#### Written instruction
Tally the lines that include "Ympäristölautakunta". Output the number only.

[Begin]

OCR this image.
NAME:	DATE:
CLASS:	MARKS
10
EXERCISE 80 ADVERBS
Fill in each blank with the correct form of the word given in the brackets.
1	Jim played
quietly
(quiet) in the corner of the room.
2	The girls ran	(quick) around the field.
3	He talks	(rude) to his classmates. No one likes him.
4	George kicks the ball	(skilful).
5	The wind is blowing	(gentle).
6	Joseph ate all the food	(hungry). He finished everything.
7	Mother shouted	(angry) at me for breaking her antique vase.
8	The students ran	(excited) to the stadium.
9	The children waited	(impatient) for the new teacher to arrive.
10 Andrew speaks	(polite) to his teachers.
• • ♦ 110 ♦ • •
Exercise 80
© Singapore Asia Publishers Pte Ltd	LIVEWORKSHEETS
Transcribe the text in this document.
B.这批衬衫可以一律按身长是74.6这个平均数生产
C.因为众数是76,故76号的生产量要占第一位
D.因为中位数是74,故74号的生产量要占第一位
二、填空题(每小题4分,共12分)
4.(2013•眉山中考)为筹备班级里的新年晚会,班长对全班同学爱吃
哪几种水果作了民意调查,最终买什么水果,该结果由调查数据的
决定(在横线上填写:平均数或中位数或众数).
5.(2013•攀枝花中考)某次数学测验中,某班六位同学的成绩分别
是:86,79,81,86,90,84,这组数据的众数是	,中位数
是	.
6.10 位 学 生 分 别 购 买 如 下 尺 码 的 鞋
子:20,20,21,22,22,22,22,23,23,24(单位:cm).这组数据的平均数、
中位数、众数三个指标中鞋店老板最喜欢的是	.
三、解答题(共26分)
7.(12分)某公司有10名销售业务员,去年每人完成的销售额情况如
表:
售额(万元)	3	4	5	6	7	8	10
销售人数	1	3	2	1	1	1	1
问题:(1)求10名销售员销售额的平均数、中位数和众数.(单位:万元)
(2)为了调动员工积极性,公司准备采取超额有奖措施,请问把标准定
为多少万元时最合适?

[End]
[Begin]

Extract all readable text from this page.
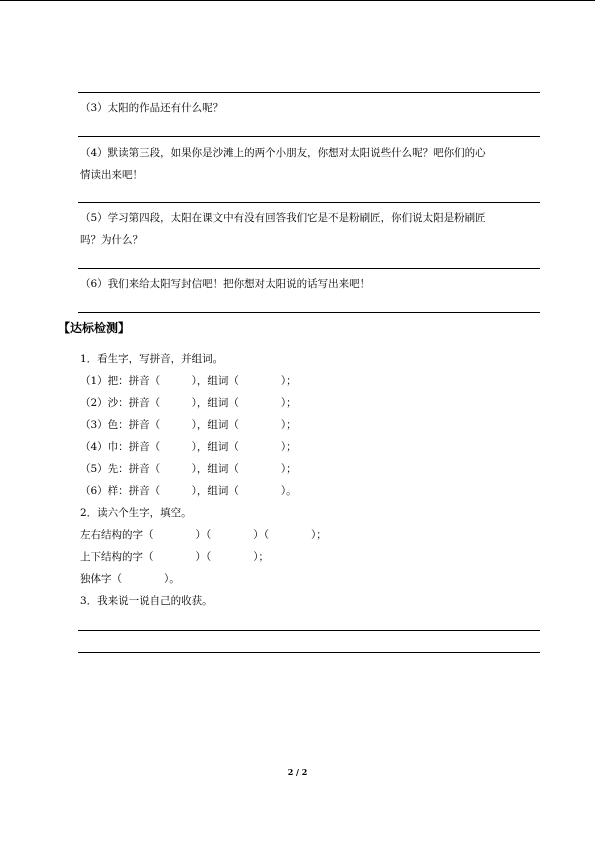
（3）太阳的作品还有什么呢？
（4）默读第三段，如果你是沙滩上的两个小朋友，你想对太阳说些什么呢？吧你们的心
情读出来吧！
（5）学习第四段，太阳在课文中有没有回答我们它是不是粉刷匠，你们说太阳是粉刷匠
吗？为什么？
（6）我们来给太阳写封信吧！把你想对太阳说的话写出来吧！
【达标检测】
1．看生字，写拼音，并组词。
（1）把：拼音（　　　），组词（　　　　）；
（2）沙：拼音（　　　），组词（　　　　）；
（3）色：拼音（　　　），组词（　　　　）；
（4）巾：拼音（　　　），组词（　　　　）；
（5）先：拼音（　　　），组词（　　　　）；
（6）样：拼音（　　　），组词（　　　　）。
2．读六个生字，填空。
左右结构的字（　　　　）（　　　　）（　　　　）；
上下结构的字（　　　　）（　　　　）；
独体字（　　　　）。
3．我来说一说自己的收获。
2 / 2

[End]
[Begin]

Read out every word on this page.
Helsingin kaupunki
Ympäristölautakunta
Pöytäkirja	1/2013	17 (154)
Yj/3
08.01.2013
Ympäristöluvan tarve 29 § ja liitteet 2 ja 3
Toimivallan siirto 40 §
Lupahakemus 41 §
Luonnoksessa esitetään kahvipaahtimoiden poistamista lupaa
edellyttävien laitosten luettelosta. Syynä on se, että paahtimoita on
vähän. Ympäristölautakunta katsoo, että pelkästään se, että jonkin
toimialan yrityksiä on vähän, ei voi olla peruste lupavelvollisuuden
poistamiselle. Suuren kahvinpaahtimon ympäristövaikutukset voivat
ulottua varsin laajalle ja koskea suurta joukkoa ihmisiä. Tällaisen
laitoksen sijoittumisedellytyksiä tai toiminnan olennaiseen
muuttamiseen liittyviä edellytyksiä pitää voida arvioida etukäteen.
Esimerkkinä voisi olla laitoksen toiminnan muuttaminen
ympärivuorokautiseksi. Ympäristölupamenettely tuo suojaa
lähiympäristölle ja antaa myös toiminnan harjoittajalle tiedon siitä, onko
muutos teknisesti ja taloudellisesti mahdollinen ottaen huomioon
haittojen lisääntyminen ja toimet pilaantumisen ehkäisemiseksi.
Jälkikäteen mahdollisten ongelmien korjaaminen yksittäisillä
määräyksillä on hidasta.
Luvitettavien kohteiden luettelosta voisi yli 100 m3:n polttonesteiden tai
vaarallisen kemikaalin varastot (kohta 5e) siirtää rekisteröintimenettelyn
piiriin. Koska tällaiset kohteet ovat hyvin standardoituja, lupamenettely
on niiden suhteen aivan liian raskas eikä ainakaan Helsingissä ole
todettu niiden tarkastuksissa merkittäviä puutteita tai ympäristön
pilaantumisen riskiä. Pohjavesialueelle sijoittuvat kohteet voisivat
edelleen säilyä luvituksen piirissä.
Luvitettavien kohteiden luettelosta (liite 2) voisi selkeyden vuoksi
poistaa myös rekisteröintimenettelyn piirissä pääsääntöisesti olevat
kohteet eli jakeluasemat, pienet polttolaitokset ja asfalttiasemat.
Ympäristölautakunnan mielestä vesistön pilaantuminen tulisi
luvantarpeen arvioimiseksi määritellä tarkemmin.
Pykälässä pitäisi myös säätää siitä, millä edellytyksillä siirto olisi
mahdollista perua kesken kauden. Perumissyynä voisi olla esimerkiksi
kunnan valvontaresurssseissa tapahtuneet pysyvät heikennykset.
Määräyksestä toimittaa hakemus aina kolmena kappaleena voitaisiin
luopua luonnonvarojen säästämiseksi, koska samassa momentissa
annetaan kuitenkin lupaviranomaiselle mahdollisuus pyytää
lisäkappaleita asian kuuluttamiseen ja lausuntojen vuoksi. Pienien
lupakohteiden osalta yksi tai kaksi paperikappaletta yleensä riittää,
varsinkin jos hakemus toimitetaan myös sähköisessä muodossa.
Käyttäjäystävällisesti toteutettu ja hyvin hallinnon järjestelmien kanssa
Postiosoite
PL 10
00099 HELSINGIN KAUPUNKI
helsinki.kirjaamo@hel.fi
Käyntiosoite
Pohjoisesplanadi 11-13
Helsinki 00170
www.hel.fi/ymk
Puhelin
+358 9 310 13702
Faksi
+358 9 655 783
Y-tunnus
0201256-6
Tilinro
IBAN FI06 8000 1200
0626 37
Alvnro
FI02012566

[End]

#### Answer
2